— Aim —
Wherever a line in the data below holds "Main", copy that line.

— Information provided —
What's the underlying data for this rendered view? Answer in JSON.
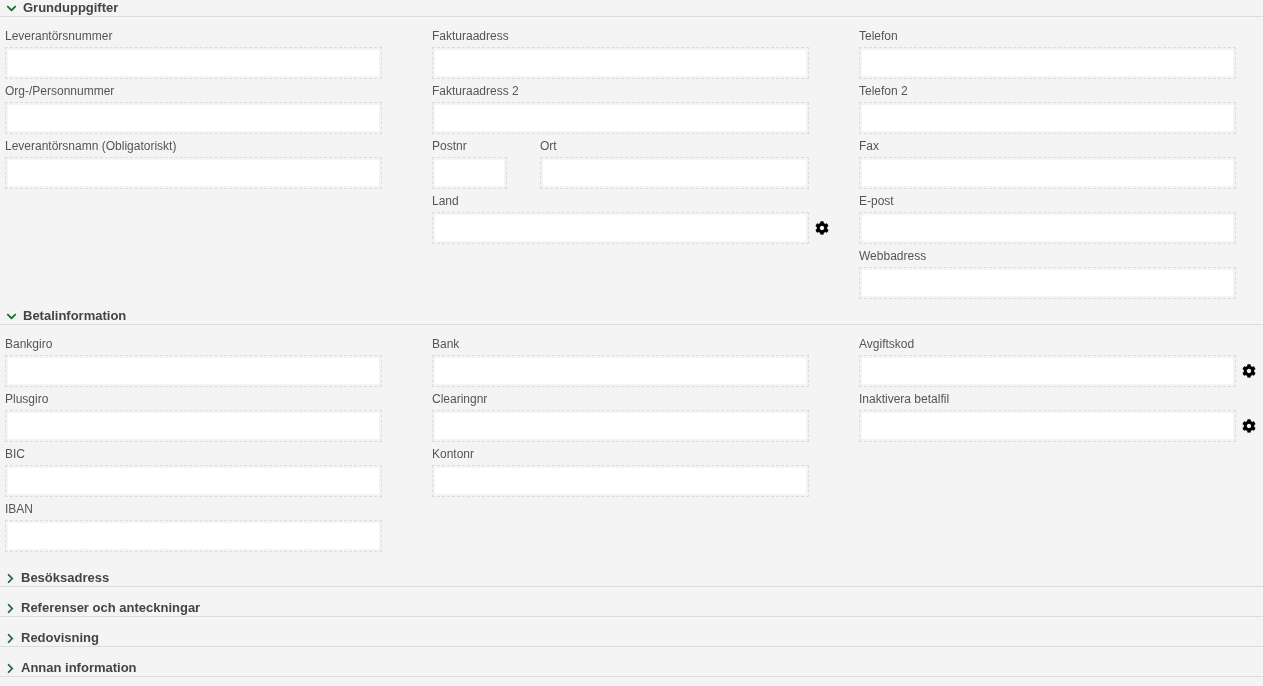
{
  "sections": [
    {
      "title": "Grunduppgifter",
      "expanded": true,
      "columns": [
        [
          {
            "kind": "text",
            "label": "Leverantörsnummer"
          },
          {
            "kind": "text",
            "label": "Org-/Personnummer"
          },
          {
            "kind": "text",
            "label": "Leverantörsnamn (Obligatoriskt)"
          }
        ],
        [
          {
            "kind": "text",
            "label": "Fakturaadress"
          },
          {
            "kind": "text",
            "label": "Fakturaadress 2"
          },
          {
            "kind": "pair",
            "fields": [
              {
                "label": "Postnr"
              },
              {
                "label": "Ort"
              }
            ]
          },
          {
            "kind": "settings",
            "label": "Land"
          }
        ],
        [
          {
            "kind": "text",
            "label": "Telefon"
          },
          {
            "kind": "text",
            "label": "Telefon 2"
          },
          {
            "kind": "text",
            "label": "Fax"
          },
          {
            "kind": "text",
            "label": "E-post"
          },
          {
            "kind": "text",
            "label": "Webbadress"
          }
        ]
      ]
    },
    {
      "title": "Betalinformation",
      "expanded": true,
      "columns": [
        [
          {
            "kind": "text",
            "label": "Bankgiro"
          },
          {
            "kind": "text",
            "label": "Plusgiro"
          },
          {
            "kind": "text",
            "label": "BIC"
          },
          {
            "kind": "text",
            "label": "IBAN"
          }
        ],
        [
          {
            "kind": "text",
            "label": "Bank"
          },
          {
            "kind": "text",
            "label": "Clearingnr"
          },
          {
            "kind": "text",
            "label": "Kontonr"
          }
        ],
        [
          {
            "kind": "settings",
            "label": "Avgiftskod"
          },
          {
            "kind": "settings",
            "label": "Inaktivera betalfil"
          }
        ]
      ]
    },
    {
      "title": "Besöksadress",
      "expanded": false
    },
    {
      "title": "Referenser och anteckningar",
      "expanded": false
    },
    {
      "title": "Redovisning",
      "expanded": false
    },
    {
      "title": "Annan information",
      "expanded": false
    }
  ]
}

==

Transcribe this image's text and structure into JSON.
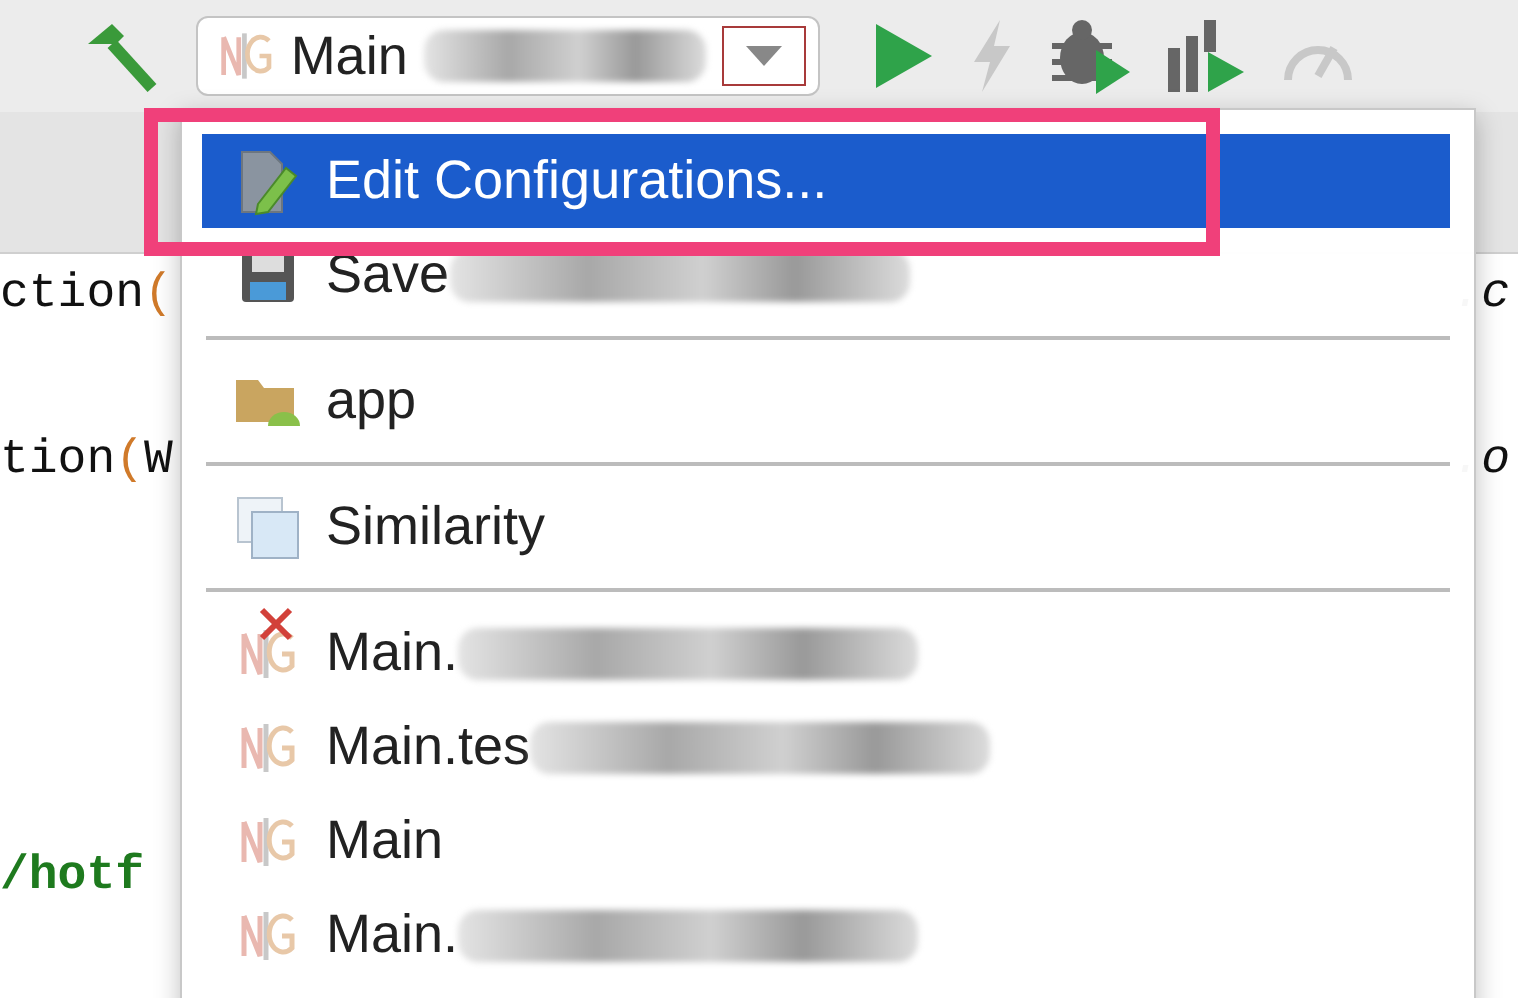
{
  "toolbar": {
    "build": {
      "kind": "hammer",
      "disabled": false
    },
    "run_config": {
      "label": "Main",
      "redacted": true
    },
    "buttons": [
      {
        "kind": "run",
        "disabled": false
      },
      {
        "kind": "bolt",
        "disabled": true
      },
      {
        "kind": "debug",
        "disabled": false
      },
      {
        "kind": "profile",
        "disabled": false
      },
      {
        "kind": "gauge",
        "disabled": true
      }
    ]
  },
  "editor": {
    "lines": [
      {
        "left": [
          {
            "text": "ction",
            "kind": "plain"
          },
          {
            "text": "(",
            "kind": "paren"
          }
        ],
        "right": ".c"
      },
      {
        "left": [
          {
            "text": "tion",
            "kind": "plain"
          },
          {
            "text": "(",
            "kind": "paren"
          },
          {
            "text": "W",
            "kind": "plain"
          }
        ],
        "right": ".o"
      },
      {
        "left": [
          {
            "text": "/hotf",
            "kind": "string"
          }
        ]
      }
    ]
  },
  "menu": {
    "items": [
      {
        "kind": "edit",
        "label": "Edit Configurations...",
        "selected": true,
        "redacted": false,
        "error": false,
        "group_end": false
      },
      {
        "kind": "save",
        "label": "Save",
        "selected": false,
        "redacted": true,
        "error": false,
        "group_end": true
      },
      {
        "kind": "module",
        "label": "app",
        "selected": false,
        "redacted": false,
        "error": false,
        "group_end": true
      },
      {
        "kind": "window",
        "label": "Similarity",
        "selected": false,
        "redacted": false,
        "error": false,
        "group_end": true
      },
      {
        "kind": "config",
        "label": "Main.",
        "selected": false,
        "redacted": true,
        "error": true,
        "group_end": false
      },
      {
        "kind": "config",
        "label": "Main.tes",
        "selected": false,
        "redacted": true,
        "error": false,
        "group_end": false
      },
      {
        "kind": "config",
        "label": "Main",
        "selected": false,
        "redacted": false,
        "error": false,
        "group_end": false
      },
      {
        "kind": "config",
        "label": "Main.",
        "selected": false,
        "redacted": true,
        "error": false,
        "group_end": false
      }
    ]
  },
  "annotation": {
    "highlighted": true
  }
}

— Solution to the problem —
      "label": "Main",
        "label": "Main.",
        "label": "Main.tes",
        "label": "Main",
        "label": "Main.",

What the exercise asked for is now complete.